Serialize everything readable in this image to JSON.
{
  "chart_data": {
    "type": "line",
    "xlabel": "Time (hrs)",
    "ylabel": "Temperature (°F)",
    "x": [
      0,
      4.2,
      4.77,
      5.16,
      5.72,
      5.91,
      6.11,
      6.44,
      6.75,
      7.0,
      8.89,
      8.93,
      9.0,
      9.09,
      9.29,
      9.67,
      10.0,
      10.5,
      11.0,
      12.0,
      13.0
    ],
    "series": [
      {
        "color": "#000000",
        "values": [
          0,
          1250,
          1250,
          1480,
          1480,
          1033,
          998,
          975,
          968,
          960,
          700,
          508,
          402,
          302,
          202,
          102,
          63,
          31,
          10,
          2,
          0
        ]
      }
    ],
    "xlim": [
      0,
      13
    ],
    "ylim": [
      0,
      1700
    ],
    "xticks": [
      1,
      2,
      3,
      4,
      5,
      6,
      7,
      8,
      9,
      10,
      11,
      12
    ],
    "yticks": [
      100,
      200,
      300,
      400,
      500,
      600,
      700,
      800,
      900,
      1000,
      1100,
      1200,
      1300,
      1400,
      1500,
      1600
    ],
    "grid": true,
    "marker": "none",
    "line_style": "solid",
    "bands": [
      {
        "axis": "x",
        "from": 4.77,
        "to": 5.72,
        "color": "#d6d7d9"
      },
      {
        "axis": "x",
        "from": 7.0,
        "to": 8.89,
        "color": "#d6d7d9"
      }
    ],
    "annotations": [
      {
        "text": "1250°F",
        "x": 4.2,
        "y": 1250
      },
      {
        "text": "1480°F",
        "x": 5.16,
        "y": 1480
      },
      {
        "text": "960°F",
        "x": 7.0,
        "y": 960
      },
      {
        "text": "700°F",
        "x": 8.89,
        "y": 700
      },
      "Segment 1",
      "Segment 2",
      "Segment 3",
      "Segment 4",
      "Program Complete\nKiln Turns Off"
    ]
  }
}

- What you are asked to do
Pull out every line containing "Segment".

- Result
      "Segment 1",
      "Segment 2",
      "Segment 3",
      "Segment 4",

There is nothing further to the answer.